● **Text excerpt**
Failure to translate properly when crossing representation boundaries is the source of injection attacks such SQL-injection attacks. Be conscientious of that whenever you are working with multiple representations/languages (e.g. Java, SQL, HTML, Javascript, XML, etc).
--
On the other hand, if you are really trying to save HTML page fragments to the database, then I am unclear by what you mean by "encoded before being stored". If its is strictly valid HTML, all the necessary values should already be encoded (e.g. &, <, etc).
The practice is to HTML encode before display.
If you are consistent about encoding before displaying, you have done a good bit of XSS prevention.
You should save the original form in your database. This preserved the original and you may want to do other processing on that and not on the encoded version.
Database vendor specific escaping on the input, html escaping on the output.
I disagree with everyone who thinks it should be decoded at display time, the chances of an attack occuring if its encoded before it reaches the database is only possible if a developer purposes decodes it before displaying it. However, if you decode it before presenting it there is always a chance that it could happen by some other newbie developer, like a new hire, or a bad implementation. If its sitting there unencoded its just waiting to pop out on the internet and spread like herpes. Losing the original data shouldnt be a concern. encode + decode should produce the same data every time. Just my two cents.

● **Task requirements**
A. Return, word for word, everything in the thread on HTML encoding from "You should save" down to "the encoded version.".
B. According to the thread on HTML encoding, why should the original form be saved in the database? Answer in one to three sentences.
The items after this point have no connection to the thread on HTML encoding.

● **Extracted material**
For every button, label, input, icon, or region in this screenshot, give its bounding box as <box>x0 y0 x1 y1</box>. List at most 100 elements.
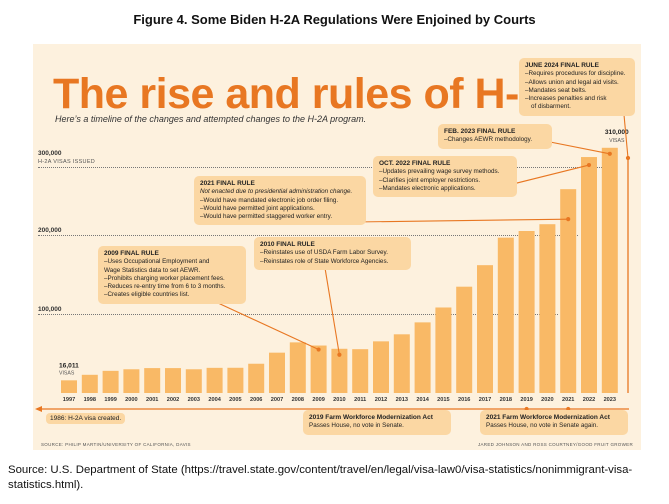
footer-source: SOURCE: PHILIP MARTIN/UNIVERSITY OF CALI… <box>41 442 191 447</box>
annotation-2021-fwma-title: 2021 Farm Workforce Modernization Act <box>486 414 610 421</box>
annotation-2009-title: 2009 FINAL RULE <box>104 250 159 257</box>
annotation-oct-2022-line: –Mandates electronic applications. <box>379 184 476 192</box>
connector-2021 <box>353 218 569 223</box>
x-tick-label-2008: 2008 <box>292 397 304 403</box>
annotation-2021-line: –Would have mandated electronic job orde… <box>200 196 339 204</box>
x-tick-label-1997: 1997 <box>63 397 75 403</box>
bar-2014 <box>414 322 431 393</box>
bar-2008 <box>289 342 306 393</box>
bar-2020 <box>539 224 556 393</box>
connector-oct-2022-dot <box>586 162 592 168</box>
bar-2023 <box>601 147 618 393</box>
annotation-2021-title: 2021 FINAL RULE <box>200 180 255 187</box>
x-tick-label-2022: 2022 <box>583 397 595 403</box>
data-label-2023: 310,000 <box>605 129 629 136</box>
gridline-200000 <box>38 235 578 236</box>
bar-2001 <box>144 368 161 393</box>
annotation-june-2024-line: of disbarment. <box>531 103 571 111</box>
bar-chart: 1997 1998 1999 2000 2001 2002 2003 2004 2005 2006… <box>35 103 631 412</box>
gridline-100000 <box>38 314 558 315</box>
subtitle: Here’s a timeline of the changes and att… <box>55 114 367 124</box>
x-tick-label-2017: 2017 <box>479 397 491 403</box>
x-tick-label-2018: 2018 <box>500 397 512 403</box>
x-tick-label-2007: 2007 <box>271 397 283 403</box>
bar-2005 <box>227 367 244 393</box>
annotation-oct-2022-line: –Updates prevailing wage survey methods. <box>379 168 500 176</box>
annotation-2021-fwma-line: Passes House, no vote in Senate again. <box>486 422 599 430</box>
annotation-2009-line: –Reduces re-entry time from 6 to 3 month… <box>104 283 226 291</box>
bar-2004 <box>206 367 223 393</box>
bar-2022 <box>581 157 597 393</box>
annotation-2021-line: –Would have permitted staggered worker e… <box>200 213 333 221</box>
figure-title: Figure 4. Some Biden H-2A Regulations We… <box>133 12 536 27</box>
x-tick-label-2005: 2005 <box>229 397 241 403</box>
x-tick-label-2001: 2001 <box>146 397 158 403</box>
connector-oct-2022 <box>504 164 590 187</box>
x-tick-label-1998: 1998 <box>84 397 96 403</box>
annotation-2009-line: Wage Statistics data to set AEWR. <box>104 266 201 274</box>
bar-2012 <box>373 341 389 393</box>
annotation-feb-2023-line: –Changes AEWR methodology. <box>444 136 533 144</box>
bar-2003 <box>185 369 202 393</box>
annotation-2019-fwma-title: 2019 Farm Workforce Modernization Act <box>309 414 433 421</box>
annotation-2010-final-rule: 2010 FINAL RULE –Reinstates use of USDA … <box>254 237 411 270</box>
annotation-2009-final-rule: 2009 FINAL RULE –Uses Occupational Emplo… <box>98 246 246 304</box>
y-tick-label-300000: 300,000 <box>38 150 62 157</box>
bar-2017 <box>477 265 493 393</box>
annotation-2021-fwma: 2021 Farm Workforce Modernization Act Pa… <box>480 410 628 435</box>
x-tick-label-2015: 2015 <box>437 397 449 403</box>
annotation-june-2024-line: –Allows union and legal aid visits. <box>525 78 619 86</box>
y-tick-label-200000: 200,000 <box>38 227 62 234</box>
x-tick-label-2002: 2002 <box>167 397 179 403</box>
x-tick-label-2010: 2010 <box>333 397 345 403</box>
connector-2010 <box>324 267 340 355</box>
annotation-june-2024-title: JUNE 2024 FINAL RULE <box>525 62 599 69</box>
bar-2015 <box>435 307 452 393</box>
source-note: Source: U.S. Department of State (https:… <box>8 464 633 491</box>
annotation-june-2024-line: –Requires procedures for discipline. <box>525 70 626 78</box>
bar-2018 <box>497 237 514 393</box>
bar-1997 <box>61 380 77 393</box>
connector-june-2024-dot <box>625 155 631 161</box>
connector-2009 <box>217 302 319 351</box>
annotation-2019-fwma-line: Passes House, no vote in Senate. <box>309 422 404 430</box>
footer-credit: JARED JOHNSON AND ROSS COURTNEY/GOOD FRU… <box>477 442 633 447</box>
x-tick-label-2014: 2014 <box>416 397 429 403</box>
x-tick-label-2003: 2003 <box>188 397 200 403</box>
x-tick-label-2011: 2011 <box>354 397 366 403</box>
bar-2009 <box>310 345 327 393</box>
annotation-2009-line: –Prohibits charging worker placement fee… <box>104 274 225 282</box>
annotation-2021-note: Not enacted due to presidential administ… <box>200 188 353 196</box>
annotation-june-2024-line: –Mandates seat belts. <box>525 86 587 94</box>
annotation-oct-2022-final-rule: OCT. 2022 FINAL RULE –Updates prevailing… <box>373 156 517 198</box>
bar-2019 <box>518 231 535 393</box>
x-tick-label-2009: 2009 <box>312 397 324 403</box>
bar-2011 <box>352 349 369 393</box>
x-tick-label-2016: 2016 <box>458 397 470 403</box>
headline: The rise and rules of H-2A <box>53 70 573 118</box>
annotation-1986: 1986: H-2A visa created. <box>46 413 126 424</box>
x-tick-label-2006: 2006 <box>250 397 262 403</box>
annotation-2009-line: –Creates eligible countries list. <box>104 291 190 299</box>
bar-2021 <box>560 189 577 393</box>
y-axis-label: H-2A VISAS ISSUED <box>38 159 96 165</box>
bar-2007 <box>269 352 285 393</box>
bar-1998 <box>81 374 98 393</box>
bar-2010 <box>331 348 348 393</box>
y-tick-label-100000: 100,000 <box>38 306 62 313</box>
annotation-feb-2023-final-rule: FEB. 2023 FINAL RULE –Changes AEWR metho… <box>438 124 552 149</box>
x-tick-label-2019: 2019 <box>520 397 532 403</box>
data-label-1997: 16,011 <box>59 362 79 369</box>
annotation-2021-line: –Would have permitted joint applications… <box>200 204 315 212</box>
annotation-2010-line: –Reinstates role of State Workforce Agen… <box>260 257 389 265</box>
bar-2006 <box>248 363 265 393</box>
annotation-2009-line: –Uses Occupational Employment and <box>104 258 210 266</box>
x-tick-label-2020: 2020 <box>541 397 553 403</box>
x-tick-label-2012: 2012 <box>375 397 387 403</box>
annotation-2010-title: 2010 FINAL RULE <box>260 241 315 248</box>
annotation-feb-2023-title: FEB. 2023 FINAL RULE <box>444 128 516 135</box>
data-label-unit-1997: VISAS <box>59 370 75 376</box>
annotation-june-2024-final-rule: JUNE 2024 FINAL RULE –Requires procedure… <box>519 58 635 116</box>
annotation-oct-2022-line: –Clarifies joint employer restrictions. <box>379 176 481 184</box>
x-tick-label-2023: 2023 <box>604 397 616 403</box>
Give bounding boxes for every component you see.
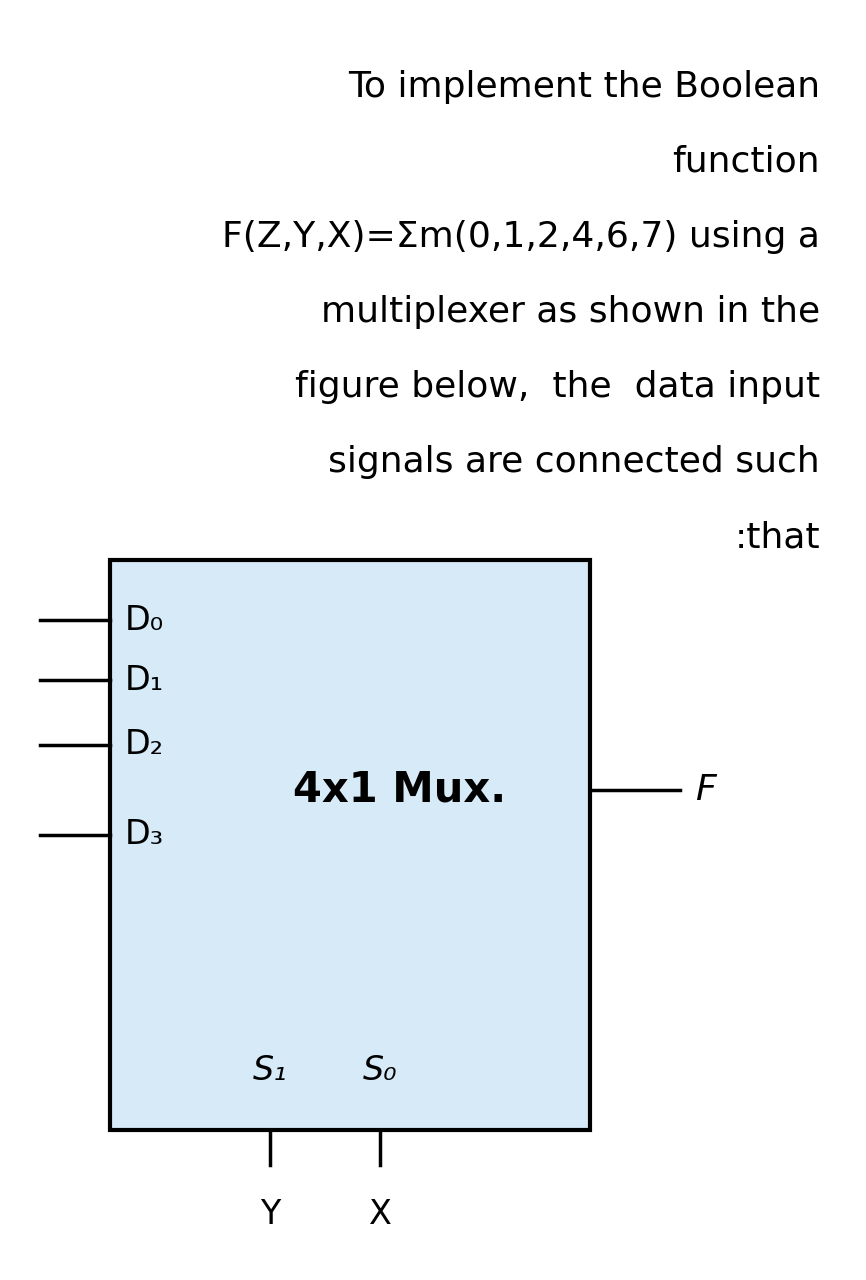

● **Solutions for each task**
A.
You should save the original form in your database. This preserved the original and you may want to do other processing on that and not on the encoded version.

B. Saving the original form in the database preserves the original data. You may also want to do other processing on that original rather than on the encoded version.